§ Task to carry out
Copy every entry word for word, but skip the pictures.
╭─ Supplied material
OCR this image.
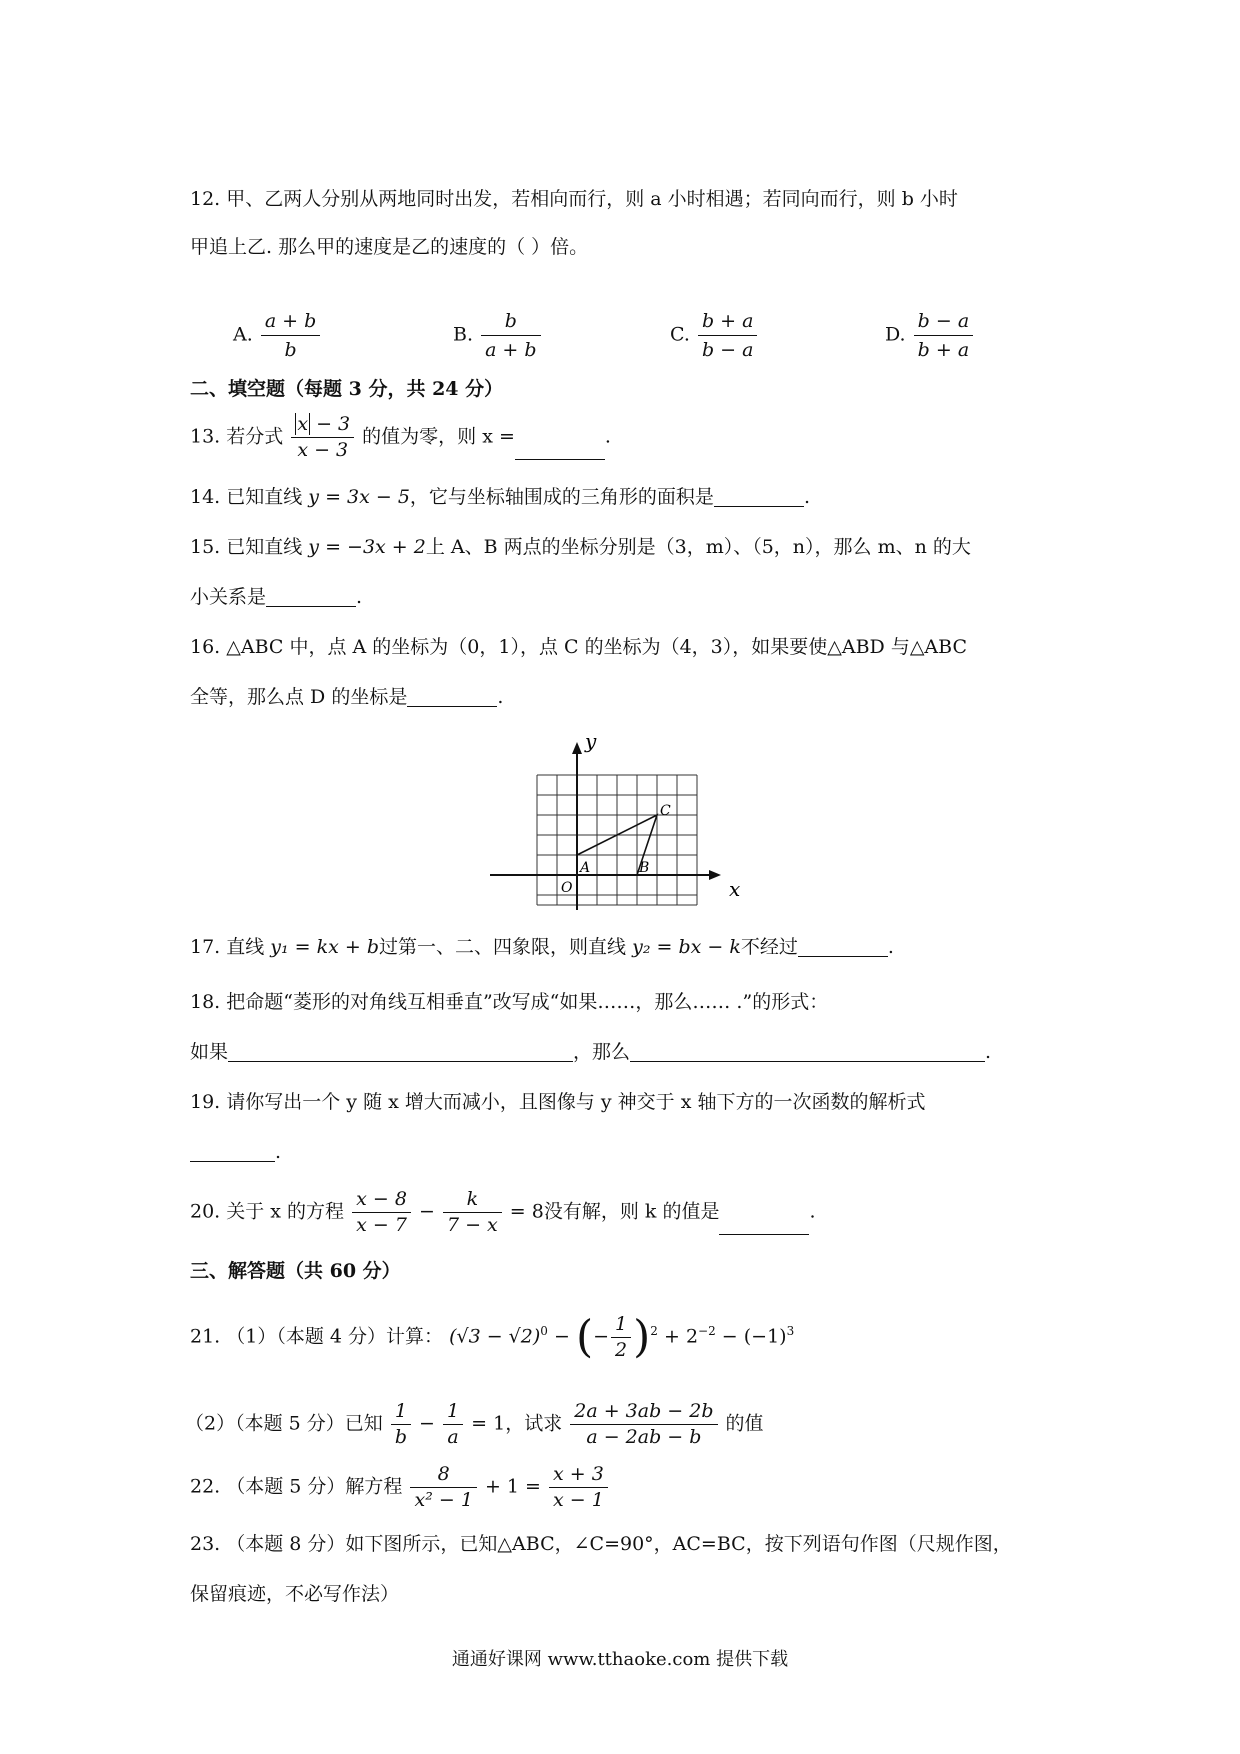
12. 甲、乙两人分别从两地同时出发，若相向而行，则 a 小时相遇；若同向而行，则 b 小时
甲追上乙. 那么甲的速度是乙的速度的（ ）倍。
A. $\frac{a + b}{b}$	B. $\frac{b}{a + b}$	C. $\frac{b + a}{b - a}$	D. $\frac{b - a}{b + a}$
二、填空题（每题 3 分，共 24 分）
13. 若分式 $\frac{x - 3}{x - 3}$ 的值为零，则 x =	.
14. 已知直线 y = 3x − 5，它与坐标轴围成的三角形的面积是	.
15. 已知直线 y = −3x + 2上 A、B 两点的坐标分别是（3，m）、（5，n），那么 m、n 的大
小关系是	.
16. △ABC 中，点 A 的坐标为（0，1），点 C 的坐标为（4，3），如果要使△ABD 与△ABC
全等，那么点 D 的坐标是	.
y
x
O
A	B
C
17. 直线 y₁ = kx + b过第一、二、四象限，则直线 y₂ = bx − k不经过	.
18. 把命题“菱形的对角线互相垂直”改写成“如果……，那么…… .”的形式：
如果	，那么	.
19. 请你写出一个 y 随 x 增大而减小，且图像与 y 神交于 x 轴下方的一次函数的解析式
.
20. 关于 x 的方程 $\frac{x - 8}{x - 7} - \frac{k}{7 - x} = 8$没有解，则 k 的值是	.
三、解答题（共 60 分）
21. （1）（本题 4 分）计算： $(√3 - √2)^0$ − (− $\frac{1}{2} )^2 + 2^{-2} - (-1)^3$
（2）（本题 5 分）已知 $\frac{1}{b} - \frac{1}{a} = 1$，试求 $\frac{2a + 3ab - 2b}{a - 2ab - b}$ 的值
22. （本题 5 分）解方程 $\frac{8}{\text{x² − 1}} + 1 = \frac{x + 3}{x - 1}$
23. （本题 8 分）如下图所示，已知△ABC，∠C=90°，AC=BC，按下列语句作图（尺规作图，
保留痕迹，不必写作法）
通通好课网 www.tthaoke.com 提供下载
╰─
§ The reply
OCR this image.
12. 甲、乙两人分别从两地同时出发，若相向而行，则 a 小时相遇；若同向而行，则 b 小时
甲追上乙. 那么甲的速度是乙的速度的（ ）倍。
A. $\frac{a + b}{b}$	B. $\frac{b}{a + b}$	C. $\frac{b + a}{b - a}$	D. $\frac{b - a}{b + a}$
二、填空题（每题 3 分，共 24 分）
13. 若分式 $\frac{x - 3}{x - 3}$ 的值为零，则 x =	.
14. 已知直线 y = 3x − 5，它与坐标轴围成的三角形的面积是	.
15. 已知直线 y = −3x + 2上 A、B 两点的坐标分别是（3，m）、（5，n），那么 m、n 的大
小关系是	.
16. △ABC 中，点 A 的坐标为（0，1），点 C 的坐标为（4，3），如果要使△ABD 与△ABC
全等，那么点 D 的坐标是	.
y
x
O
A	B
C
17. 直线 y₁ = kx + b过第一、二、四象限，则直线 y₂ = bx − k不经过	.
18. 把命题“菱形的对角线互相垂直”改写成“如果……，那么…… .”的形式：
如果	，那么	.
19. 请你写出一个 y 随 x 增大而减小，且图像与 y 神交于 x 轴下方的一次函数的解析式
.
20. 关于 x 的方程 $\frac{x - 8}{x - 7} - \frac{k}{7 - x} = 8$没有解，则 k 的值是	.
三、解答题（共 60 分）
21. （1）（本题 4 分）计算： $(√3 - √2)^0$ − (− $\frac{1}{2} )^2 + 2^{-2} - (-1)^3$
（2）（本题 5 分）已知 $\frac{1}{b} - \frac{1}{a} = 1$，试求 $\frac{2a + 3ab - 2b}{a - 2ab - b}$ 的值
22. （本题 5 分）解方程 $\frac{8}{\text{x² − 1}} + 1 = \frac{x + 3}{x - 1}$
23. （本题 8 分）如下图所示，已知△ABC，∠C=90°，AC=BC，按下列语句作图（尺规作图，
保留痕迹，不必写作法）
通通好课网 www.tthaoke.com 提供下载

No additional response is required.